Assignment => Every line below that has "color" in it should be copied.
»»
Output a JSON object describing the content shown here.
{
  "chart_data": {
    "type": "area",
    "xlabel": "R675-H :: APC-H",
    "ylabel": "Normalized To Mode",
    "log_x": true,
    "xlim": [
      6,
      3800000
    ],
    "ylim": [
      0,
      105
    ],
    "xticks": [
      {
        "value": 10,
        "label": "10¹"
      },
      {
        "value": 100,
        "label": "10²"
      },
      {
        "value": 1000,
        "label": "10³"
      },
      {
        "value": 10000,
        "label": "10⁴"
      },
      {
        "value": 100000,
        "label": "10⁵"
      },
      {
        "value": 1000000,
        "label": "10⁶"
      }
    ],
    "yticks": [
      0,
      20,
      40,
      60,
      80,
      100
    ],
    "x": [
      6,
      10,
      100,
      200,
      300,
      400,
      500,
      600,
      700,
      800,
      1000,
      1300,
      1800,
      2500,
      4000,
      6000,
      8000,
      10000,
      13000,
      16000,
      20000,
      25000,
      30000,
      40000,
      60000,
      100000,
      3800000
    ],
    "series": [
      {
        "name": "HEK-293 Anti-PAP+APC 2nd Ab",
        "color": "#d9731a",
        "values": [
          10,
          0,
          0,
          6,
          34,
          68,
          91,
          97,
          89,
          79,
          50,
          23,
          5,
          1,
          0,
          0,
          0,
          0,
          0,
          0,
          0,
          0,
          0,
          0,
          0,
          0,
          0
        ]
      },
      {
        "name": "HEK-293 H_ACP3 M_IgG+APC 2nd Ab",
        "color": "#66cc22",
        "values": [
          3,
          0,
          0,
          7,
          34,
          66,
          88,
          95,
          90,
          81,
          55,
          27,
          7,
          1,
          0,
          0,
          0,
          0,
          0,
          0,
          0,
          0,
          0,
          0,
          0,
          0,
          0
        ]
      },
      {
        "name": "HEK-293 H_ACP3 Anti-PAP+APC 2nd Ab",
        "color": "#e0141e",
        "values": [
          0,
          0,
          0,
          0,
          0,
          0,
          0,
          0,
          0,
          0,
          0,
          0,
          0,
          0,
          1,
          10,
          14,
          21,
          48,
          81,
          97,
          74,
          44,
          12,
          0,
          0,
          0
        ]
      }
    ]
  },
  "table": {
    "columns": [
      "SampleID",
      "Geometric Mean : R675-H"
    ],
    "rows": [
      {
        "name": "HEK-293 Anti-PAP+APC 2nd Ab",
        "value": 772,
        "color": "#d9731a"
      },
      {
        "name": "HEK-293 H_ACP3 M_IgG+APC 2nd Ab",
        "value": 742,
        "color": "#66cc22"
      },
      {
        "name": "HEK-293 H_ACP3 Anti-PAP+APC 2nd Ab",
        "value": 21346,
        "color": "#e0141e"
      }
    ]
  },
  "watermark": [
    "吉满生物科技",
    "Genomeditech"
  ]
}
««
Task response =>
        "color": "#d9731a",
        "color": "#66cc22",
        "color": "#e0141e",
        "color": "#d9731a"
        "color": "#66cc22"
        "color": "#e0141e"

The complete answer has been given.